Transcribe only the part of the listing below that begins at the line containing "Convert this screenshot" and runs to its final line, keeping both ends.

——————

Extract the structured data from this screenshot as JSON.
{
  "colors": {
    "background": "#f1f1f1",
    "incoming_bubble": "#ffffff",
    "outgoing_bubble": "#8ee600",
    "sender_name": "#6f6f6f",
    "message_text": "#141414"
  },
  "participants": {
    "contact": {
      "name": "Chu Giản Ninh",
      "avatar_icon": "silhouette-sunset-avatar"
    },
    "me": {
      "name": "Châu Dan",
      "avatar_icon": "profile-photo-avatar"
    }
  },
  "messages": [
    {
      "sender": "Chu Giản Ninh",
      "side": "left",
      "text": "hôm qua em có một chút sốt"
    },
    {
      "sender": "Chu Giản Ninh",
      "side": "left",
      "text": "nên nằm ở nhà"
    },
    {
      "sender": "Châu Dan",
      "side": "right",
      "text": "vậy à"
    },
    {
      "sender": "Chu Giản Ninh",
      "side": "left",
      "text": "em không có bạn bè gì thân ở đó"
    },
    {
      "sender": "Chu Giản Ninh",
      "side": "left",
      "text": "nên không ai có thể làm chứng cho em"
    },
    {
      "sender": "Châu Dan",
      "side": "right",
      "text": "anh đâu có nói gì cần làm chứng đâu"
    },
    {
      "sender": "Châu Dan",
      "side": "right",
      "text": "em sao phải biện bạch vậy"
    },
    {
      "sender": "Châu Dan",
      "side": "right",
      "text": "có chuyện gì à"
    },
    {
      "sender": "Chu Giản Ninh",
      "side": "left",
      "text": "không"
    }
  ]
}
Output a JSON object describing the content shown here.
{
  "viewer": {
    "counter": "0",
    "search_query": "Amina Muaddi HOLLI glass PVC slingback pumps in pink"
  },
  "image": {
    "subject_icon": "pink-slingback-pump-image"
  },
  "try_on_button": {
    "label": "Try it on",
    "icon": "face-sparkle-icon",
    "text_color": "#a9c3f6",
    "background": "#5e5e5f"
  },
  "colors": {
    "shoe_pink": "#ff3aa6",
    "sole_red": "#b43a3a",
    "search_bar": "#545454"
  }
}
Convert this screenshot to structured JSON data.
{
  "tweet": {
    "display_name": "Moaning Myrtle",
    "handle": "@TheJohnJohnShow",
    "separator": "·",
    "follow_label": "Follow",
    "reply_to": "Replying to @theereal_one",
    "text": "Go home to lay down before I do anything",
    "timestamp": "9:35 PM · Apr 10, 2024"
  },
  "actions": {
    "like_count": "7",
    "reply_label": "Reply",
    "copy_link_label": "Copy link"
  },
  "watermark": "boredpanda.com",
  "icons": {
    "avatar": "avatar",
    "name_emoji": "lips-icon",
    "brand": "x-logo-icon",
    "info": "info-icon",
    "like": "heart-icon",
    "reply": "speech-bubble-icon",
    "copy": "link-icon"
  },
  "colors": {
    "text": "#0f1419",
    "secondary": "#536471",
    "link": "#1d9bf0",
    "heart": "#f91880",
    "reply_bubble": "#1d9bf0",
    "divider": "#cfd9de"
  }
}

——————

**CORRECT RESPONSE**
Convert this screenshot to structured JSON data.
{
  "tweet": {
    "display_name": "Moaning Myrtle",
    "handle": "@TheJohnJohnShow",
    "separator": "·",
    "follow_label": "Follow",
    "reply_to": "Replying to @theereal_one",
    "text": "Go home to lay down before I do anything",
    "timestamp": "9:35 PM · Apr 10, 2024"
  },
  "actions": {
    "like_count": "7",
    "reply_label": "Reply",
    "copy_link_label": "Copy link"
  },
  "watermark": "boredpanda.com",
  "icons": {
    "avatar": "avatar",
    "name_emoji": "lips-icon",
    "brand": "x-logo-icon",
    "info": "info-icon",
    "like": "heart-icon",
    "reply": "speech-bubble-icon",
    "copy": "link-icon"
  },
  "colors": {
    "text": "#0f1419",
    "secondary": "#536471",
    "link": "#1d9bf0",
    "heart": "#f91880",
    "reply_bubble": "#1d9bf0",
    "divider": "#cfd9de"
  }
}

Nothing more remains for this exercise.